___ Dataset records

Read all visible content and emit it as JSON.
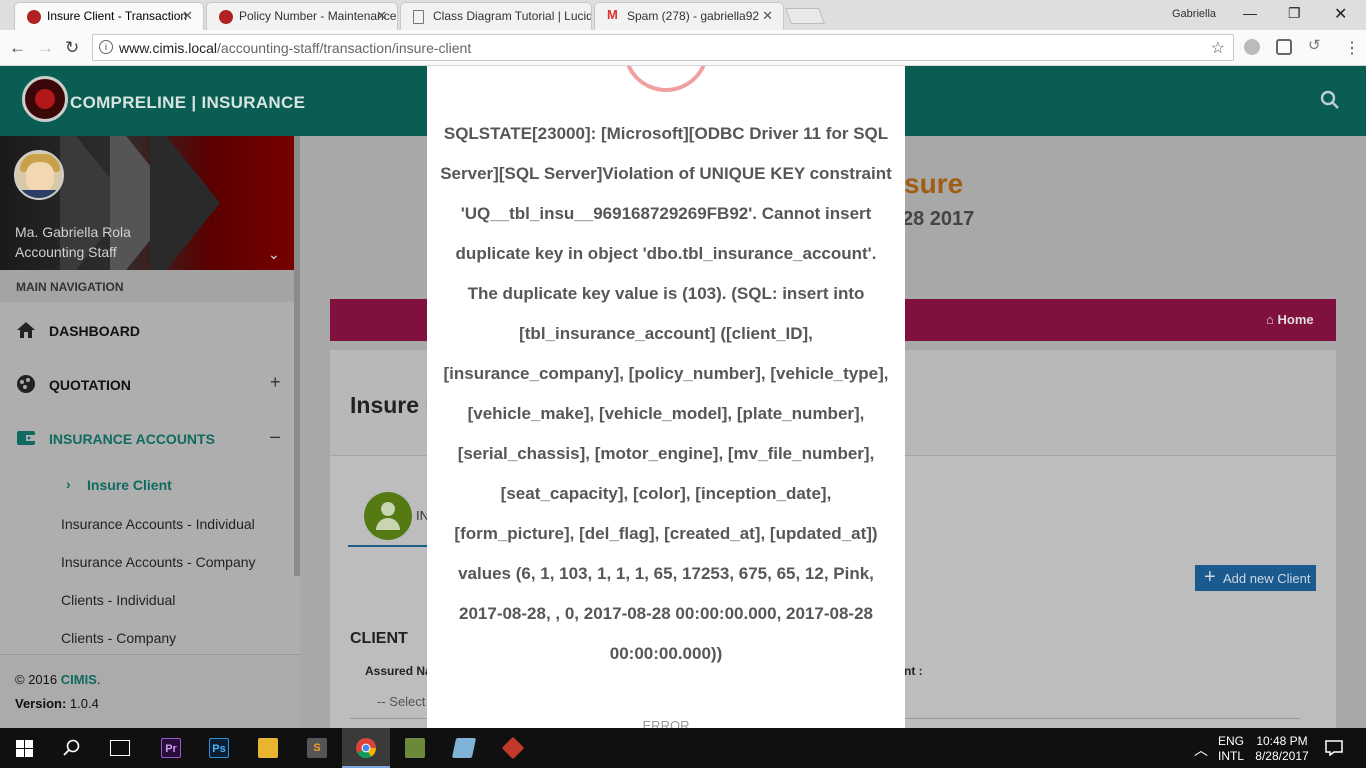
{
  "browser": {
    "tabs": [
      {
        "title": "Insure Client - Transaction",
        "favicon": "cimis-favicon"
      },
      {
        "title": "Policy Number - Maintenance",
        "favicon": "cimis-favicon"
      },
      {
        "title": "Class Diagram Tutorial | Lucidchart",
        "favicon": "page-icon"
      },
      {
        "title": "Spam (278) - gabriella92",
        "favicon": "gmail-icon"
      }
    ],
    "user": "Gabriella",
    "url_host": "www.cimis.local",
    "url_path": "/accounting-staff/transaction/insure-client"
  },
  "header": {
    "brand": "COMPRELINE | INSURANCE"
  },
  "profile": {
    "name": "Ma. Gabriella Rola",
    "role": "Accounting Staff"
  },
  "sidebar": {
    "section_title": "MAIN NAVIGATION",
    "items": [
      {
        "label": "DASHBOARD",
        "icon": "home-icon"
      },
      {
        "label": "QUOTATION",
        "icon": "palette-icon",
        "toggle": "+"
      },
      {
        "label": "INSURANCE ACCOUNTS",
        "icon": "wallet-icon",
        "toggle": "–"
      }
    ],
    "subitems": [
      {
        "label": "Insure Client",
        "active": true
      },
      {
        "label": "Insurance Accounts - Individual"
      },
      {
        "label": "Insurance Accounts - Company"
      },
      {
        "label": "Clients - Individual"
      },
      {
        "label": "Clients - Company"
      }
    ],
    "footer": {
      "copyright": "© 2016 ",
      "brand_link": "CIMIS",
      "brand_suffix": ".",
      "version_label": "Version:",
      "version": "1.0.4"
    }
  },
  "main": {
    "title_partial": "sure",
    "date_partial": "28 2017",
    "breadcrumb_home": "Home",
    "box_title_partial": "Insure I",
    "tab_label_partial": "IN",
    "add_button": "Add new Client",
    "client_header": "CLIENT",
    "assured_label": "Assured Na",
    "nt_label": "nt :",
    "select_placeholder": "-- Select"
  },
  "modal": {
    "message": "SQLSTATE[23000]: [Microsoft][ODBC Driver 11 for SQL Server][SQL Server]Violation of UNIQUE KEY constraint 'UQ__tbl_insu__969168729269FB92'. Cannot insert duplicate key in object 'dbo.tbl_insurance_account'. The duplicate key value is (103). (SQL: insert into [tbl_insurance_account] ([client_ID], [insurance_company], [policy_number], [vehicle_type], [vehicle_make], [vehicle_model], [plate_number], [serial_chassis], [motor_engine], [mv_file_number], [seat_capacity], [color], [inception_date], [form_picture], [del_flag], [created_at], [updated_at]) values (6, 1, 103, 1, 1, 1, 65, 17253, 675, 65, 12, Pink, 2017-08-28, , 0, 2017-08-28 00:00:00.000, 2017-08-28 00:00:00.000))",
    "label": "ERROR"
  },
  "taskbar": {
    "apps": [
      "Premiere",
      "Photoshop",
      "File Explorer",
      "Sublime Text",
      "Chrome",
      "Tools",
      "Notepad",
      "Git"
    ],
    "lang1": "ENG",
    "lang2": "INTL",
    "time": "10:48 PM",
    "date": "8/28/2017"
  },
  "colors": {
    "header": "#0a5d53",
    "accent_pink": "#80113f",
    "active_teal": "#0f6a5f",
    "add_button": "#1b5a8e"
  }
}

______

** Requirement **
What is the number of lines in the data holding the word "favicon"? Reply with that number only.

** Exercise response **
4